» Stored entries:
*-*-*
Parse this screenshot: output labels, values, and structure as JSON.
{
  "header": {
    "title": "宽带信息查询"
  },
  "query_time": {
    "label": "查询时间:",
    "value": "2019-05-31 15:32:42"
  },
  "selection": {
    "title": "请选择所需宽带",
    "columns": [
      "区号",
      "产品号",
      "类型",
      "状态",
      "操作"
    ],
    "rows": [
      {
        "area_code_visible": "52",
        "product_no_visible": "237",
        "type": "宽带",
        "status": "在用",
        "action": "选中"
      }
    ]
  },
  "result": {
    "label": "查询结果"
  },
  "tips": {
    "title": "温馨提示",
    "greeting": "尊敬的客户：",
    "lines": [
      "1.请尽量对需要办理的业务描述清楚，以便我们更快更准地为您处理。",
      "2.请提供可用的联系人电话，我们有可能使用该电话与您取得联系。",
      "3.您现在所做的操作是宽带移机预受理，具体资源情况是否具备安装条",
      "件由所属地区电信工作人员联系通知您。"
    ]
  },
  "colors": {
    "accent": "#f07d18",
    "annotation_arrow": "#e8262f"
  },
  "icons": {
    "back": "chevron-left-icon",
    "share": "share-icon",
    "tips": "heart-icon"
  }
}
*-*-*
» Challenge:
Your answer should be a single number: the count of lines in these records that hold the string "title".

» Complete output:
3